Items from a dataset
--------------------------------------------------

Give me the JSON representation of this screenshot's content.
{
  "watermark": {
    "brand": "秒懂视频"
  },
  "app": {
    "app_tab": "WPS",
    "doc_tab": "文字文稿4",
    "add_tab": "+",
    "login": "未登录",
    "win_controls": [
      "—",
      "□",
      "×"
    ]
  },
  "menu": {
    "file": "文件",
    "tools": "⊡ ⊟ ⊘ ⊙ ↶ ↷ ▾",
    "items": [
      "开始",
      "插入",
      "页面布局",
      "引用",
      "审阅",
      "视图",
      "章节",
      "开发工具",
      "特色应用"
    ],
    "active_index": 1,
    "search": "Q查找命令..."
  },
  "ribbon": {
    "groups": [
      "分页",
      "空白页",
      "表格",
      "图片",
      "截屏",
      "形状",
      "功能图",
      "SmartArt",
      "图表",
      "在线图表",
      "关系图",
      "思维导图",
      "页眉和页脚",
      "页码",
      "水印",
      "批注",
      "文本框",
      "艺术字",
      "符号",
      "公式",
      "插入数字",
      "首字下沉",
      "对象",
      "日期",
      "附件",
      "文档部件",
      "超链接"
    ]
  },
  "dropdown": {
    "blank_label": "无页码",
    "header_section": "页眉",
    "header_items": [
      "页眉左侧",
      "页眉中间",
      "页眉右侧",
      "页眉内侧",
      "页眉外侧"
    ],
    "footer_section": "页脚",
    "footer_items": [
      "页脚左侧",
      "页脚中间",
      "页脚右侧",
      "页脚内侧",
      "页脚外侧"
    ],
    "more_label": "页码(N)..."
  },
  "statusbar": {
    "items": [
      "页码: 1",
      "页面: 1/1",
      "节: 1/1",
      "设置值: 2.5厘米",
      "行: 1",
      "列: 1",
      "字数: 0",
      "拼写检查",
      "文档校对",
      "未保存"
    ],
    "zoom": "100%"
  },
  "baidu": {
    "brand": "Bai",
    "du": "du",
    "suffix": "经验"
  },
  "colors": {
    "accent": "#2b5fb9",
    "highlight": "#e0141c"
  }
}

--------------------------------------------------

Once more, set down the full listing, verbatim.

Give me the JSON representation of this screenshot's content.
{
  "watermark": {
    "brand": "秒懂视频"
  },
  "app": {
    "app_tab": "WPS",
    "doc_tab": "文字文稿4",
    "add_tab": "+",
    "login": "未登录",
    "win_controls": [
      "—",
      "□",
      "×"
    ]
  },
  "menu": {
    "file": "文件",
    "tools": "⊡ ⊟ ⊘ ⊙ ↶ ↷ ▾",
    "items": [
      "开始",
      "插入",
      "页面布局",
      "引用",
      "审阅",
      "视图",
      "章节",
      "开发工具",
      "特色应用"
    ],
    "active_index": 1,
    "search": "Q查找命令..."
  },
  "ribbon": {
    "groups": [
      "分页",
      "空白页",
      "表格",
      "图片",
      "截屏",
      "形状",
      "功能图",
      "SmartArt",
      "图表",
      "在线图表",
      "关系图",
      "思维导图",
      "页眉和页脚",
      "页码",
      "水印",
      "批注",
      "文本框",
      "艺术字",
      "符号",
      "公式",
      "插入数字",
      "首字下沉",
      "对象",
      "日期",
      "附件",
      "文档部件",
      "超链接"
    ]
  },
  "dropdown": {
    "blank_label": "无页码",
    "header_section": "页眉",
    "header_items": [
      "页眉左侧",
      "页眉中间",
      "页眉右侧",
      "页眉内侧",
      "页眉外侧"
    ],
    "footer_section": "页脚",
    "footer_items": [
      "页脚左侧",
      "页脚中间",
      "页脚右侧",
      "页脚内侧",
      "页脚外侧"
    ],
    "more_label": "页码(N)..."
  },
  "statusbar": {
    "items": [
      "页码: 1",
      "页面: 1/1",
      "节: 1/1",
      "设置值: 2.5厘米",
      "行: 1",
      "列: 1",
      "字数: 0",
      "拼写检查",
      "文档校对",
      "未保存"
    ],
    "zoom": "100%"
  },
  "baidu": {
    "brand": "Bai",
    "du": "du",
    "suffix": "经验"
  },
  "colors": {
    "accent": "#2b5fb9",
    "highlight": "#e0141c"
  }
}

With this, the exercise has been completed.